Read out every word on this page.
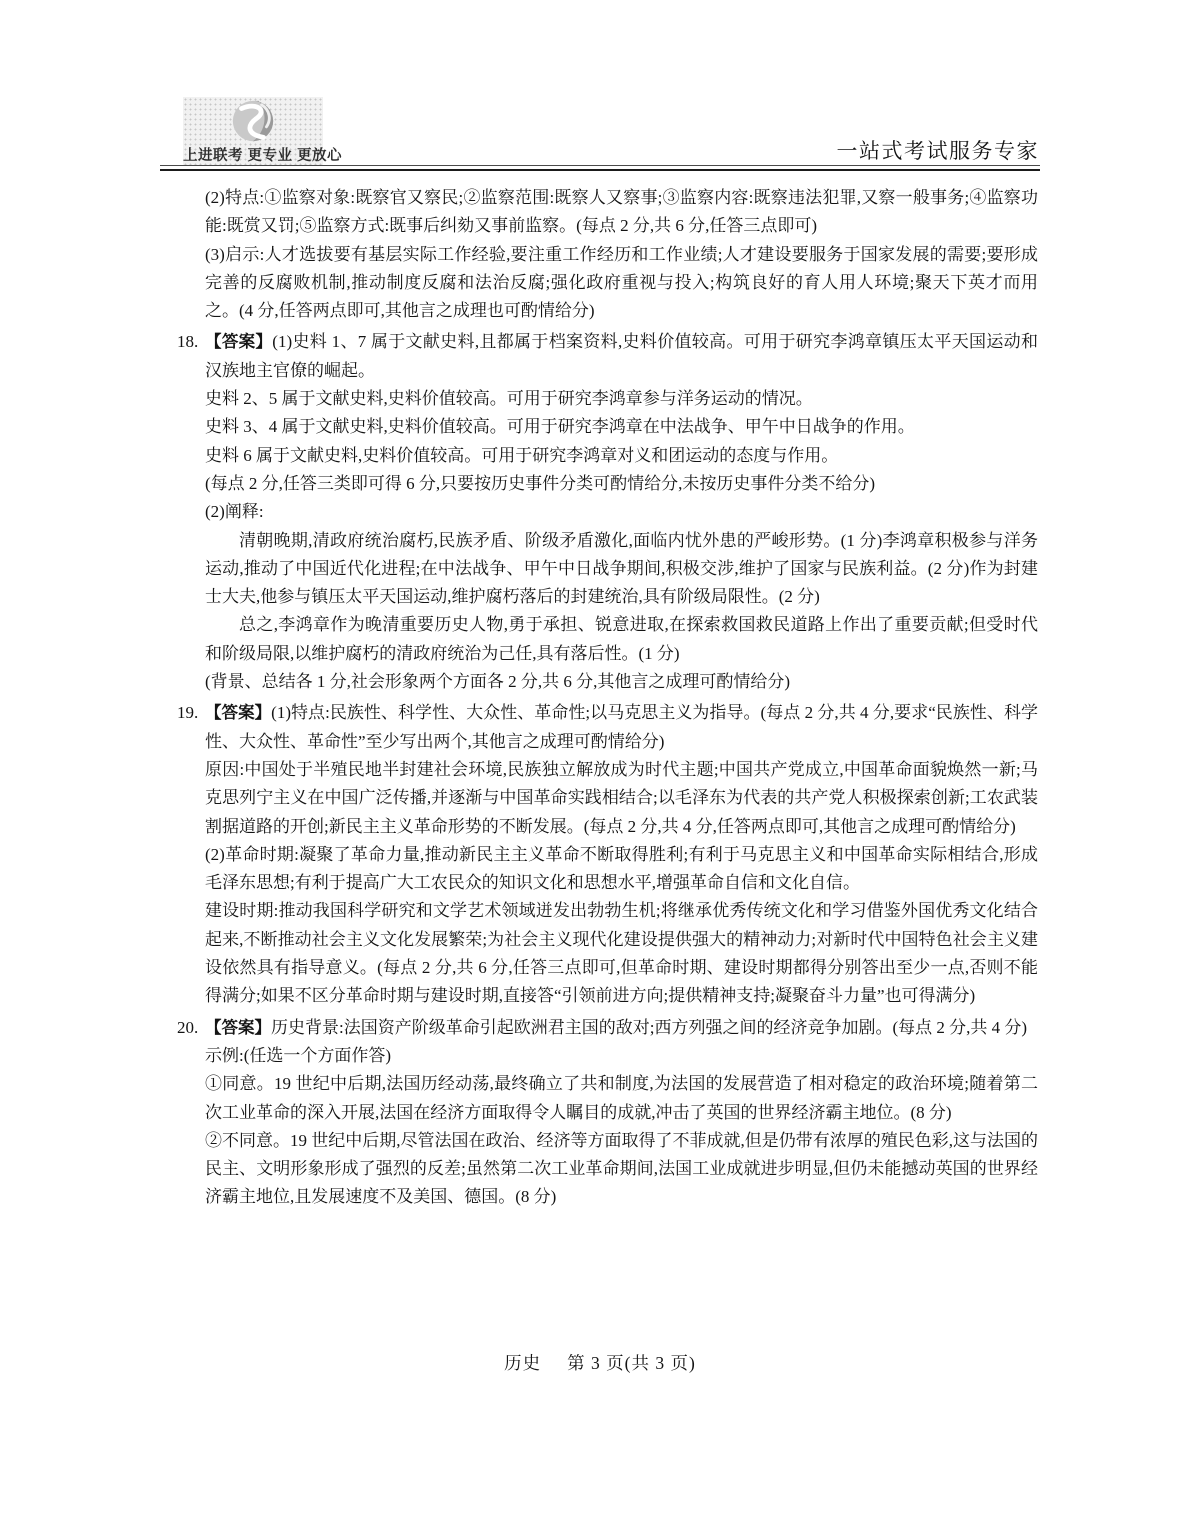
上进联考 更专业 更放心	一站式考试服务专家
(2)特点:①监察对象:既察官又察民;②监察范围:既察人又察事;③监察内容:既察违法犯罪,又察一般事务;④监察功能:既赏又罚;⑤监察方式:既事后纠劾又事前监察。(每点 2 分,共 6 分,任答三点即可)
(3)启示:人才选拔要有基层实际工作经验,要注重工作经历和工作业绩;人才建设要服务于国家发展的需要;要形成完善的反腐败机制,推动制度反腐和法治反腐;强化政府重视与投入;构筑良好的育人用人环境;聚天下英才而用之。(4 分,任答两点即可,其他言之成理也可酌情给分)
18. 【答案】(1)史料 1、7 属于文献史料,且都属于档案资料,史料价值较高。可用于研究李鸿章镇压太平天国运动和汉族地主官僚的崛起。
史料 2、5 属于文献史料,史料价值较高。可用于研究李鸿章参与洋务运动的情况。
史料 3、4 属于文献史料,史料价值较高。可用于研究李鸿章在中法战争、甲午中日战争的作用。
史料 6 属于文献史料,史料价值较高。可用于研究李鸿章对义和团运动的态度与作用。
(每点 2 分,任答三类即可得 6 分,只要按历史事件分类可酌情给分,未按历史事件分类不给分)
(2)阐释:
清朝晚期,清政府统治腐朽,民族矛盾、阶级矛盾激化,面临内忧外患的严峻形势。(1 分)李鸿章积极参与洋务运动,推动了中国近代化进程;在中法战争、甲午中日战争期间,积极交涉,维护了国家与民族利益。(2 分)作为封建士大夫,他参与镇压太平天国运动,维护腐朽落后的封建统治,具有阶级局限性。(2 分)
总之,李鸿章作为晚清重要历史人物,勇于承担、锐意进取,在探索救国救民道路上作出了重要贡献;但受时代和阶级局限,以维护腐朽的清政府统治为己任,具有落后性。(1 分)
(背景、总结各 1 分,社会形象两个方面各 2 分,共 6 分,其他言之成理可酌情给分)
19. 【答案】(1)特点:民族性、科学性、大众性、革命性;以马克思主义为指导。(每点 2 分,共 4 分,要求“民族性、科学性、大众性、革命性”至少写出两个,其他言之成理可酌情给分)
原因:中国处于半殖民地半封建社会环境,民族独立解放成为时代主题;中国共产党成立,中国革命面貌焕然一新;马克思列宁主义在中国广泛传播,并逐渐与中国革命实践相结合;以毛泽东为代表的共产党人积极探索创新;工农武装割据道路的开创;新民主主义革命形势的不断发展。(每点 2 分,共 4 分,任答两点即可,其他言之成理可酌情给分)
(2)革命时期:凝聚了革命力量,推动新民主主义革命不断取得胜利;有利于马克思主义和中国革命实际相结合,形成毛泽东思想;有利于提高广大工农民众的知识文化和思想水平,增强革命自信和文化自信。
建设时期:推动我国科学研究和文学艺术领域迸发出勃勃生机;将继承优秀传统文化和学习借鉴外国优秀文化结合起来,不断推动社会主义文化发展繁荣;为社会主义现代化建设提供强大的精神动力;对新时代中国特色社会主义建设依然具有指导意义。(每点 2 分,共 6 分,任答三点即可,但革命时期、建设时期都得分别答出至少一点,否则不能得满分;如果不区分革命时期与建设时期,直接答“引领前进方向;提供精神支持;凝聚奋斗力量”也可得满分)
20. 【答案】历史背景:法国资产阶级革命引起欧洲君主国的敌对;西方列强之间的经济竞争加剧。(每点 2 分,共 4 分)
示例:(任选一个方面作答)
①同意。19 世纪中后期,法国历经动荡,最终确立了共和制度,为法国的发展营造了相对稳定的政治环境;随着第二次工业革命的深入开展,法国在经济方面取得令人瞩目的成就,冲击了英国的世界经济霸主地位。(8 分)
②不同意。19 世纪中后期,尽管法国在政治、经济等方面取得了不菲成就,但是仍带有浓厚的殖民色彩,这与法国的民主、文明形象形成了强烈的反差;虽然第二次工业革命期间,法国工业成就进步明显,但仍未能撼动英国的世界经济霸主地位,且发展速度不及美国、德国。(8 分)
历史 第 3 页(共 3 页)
_ _ _ _ _ _ _
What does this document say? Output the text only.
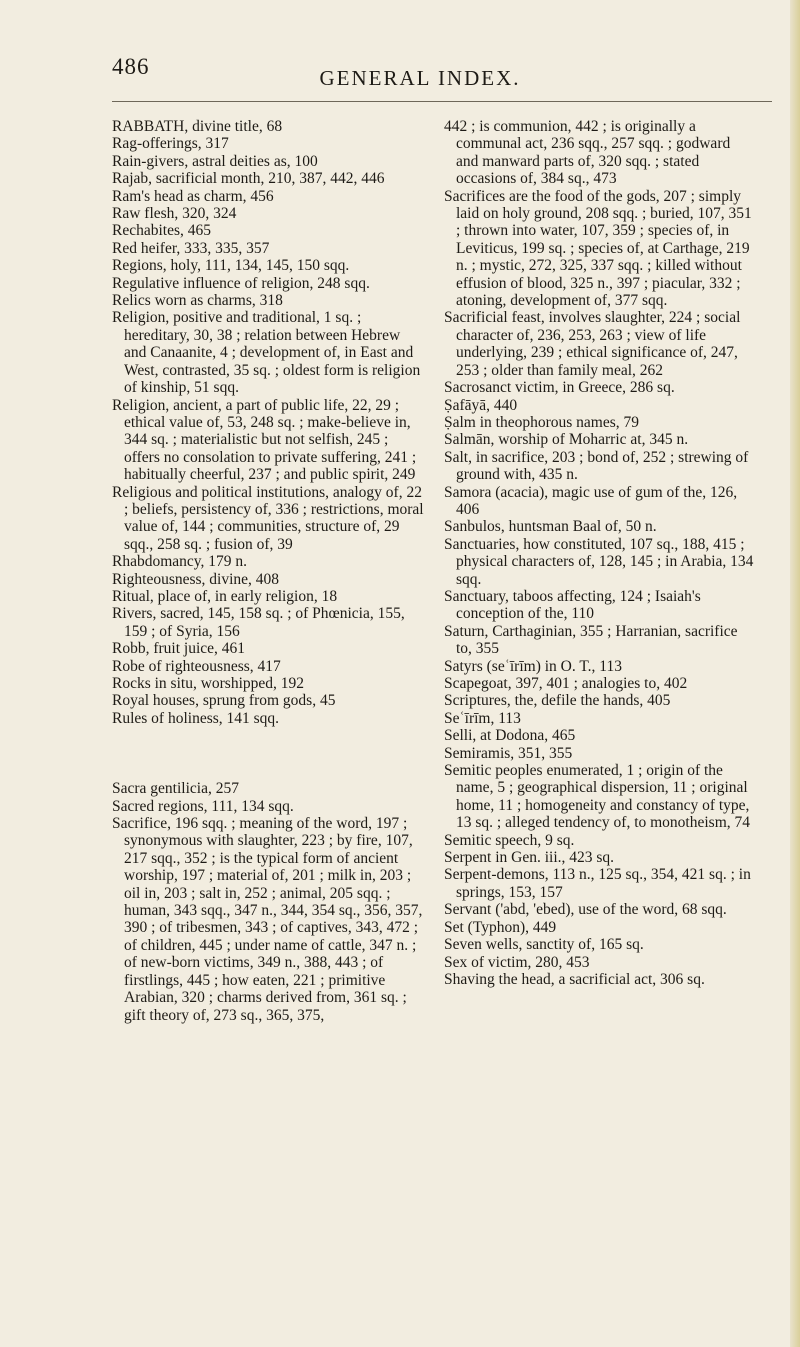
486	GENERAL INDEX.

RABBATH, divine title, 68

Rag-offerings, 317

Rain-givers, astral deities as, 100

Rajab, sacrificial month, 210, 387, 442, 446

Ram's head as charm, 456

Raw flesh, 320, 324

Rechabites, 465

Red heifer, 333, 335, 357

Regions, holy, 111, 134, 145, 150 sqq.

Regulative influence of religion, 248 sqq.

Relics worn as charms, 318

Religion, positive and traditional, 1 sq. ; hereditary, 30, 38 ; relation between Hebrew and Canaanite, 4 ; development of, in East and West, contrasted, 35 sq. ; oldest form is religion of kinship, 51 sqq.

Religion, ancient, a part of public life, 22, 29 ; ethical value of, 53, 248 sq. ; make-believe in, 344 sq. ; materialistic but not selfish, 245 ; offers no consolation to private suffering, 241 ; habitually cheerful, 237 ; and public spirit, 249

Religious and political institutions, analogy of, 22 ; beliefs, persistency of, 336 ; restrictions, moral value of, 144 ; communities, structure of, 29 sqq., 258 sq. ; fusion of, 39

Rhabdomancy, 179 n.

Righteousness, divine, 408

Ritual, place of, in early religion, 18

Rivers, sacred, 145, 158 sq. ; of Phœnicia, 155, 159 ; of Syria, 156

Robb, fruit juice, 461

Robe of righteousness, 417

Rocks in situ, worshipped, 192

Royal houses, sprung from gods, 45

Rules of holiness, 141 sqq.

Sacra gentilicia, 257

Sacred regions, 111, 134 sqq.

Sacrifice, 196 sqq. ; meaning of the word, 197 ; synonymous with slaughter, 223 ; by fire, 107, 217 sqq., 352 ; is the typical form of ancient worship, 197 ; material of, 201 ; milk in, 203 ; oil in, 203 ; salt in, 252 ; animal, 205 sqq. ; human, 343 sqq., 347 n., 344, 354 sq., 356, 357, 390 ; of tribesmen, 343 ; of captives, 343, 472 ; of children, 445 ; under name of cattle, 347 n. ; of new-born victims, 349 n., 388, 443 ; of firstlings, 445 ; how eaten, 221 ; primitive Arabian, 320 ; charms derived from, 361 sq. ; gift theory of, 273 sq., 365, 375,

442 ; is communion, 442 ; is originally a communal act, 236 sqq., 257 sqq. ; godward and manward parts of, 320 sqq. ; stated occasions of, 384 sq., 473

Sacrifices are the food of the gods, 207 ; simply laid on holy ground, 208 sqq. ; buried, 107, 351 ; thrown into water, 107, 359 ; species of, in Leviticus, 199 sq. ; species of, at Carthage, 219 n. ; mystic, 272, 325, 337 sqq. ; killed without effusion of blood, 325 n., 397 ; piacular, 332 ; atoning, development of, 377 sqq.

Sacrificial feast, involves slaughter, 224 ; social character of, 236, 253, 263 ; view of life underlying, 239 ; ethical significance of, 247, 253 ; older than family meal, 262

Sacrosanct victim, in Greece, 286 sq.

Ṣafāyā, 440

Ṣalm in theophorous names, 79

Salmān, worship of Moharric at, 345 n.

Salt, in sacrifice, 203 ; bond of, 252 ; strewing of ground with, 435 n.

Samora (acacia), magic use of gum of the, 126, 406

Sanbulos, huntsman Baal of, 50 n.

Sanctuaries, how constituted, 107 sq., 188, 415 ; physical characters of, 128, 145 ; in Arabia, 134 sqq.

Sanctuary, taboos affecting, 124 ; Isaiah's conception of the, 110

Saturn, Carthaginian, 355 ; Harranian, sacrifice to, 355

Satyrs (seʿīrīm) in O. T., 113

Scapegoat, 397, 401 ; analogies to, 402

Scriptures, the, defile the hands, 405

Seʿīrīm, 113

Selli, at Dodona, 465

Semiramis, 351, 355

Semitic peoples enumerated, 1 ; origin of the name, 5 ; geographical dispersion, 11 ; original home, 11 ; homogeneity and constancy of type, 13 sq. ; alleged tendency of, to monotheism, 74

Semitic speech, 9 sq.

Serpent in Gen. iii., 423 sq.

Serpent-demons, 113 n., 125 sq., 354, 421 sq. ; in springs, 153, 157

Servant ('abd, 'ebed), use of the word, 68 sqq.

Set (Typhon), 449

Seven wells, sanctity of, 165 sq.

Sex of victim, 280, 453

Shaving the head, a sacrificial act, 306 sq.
_ _ _ _ _ _ _
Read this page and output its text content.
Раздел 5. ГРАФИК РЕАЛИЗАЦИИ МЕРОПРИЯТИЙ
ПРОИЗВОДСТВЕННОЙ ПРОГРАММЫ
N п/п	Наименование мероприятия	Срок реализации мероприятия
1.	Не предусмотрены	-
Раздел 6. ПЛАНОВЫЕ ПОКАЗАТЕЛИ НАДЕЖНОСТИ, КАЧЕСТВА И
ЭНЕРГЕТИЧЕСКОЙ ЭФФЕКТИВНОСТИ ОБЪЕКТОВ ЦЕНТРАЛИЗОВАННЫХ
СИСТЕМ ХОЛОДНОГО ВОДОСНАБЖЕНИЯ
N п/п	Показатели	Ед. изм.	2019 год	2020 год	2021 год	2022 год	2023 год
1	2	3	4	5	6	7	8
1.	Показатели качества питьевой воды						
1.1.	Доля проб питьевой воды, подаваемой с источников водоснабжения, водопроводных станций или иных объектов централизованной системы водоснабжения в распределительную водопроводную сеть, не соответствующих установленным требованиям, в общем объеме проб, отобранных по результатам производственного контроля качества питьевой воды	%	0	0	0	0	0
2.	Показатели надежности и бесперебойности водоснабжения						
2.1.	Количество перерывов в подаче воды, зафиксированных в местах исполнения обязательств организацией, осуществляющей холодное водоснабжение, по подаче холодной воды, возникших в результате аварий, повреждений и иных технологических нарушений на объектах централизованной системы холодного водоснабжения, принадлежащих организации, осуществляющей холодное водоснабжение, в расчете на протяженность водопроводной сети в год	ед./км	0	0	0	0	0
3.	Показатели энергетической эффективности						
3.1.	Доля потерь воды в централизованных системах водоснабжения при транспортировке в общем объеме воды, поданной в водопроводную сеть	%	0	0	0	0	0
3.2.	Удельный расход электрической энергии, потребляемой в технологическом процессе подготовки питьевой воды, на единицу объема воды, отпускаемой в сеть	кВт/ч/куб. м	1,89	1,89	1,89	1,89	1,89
_ _ _ _ _ _ _
*Exercise*.
Scan the material above. Return every line containing the string "водопроводную".

*Reply*.
1.1.	Доля проб питьевой воды, подаваемой с источников водоснабжения, водопроводных станций или иных объектов централизованной системы водоснабжения в распределительную водопроводную сеть, не соответствующих установленным требованиям, в общем объеме проб, отобранных по результатам производственного контроля качества питьевой воды	%	0	0	0	0	0
3.1.	Доля потерь воды в централизованных системах водоснабжения при транспортировке в общем объеме воды, поданной в водопроводную сеть	%	0	0	0	0	0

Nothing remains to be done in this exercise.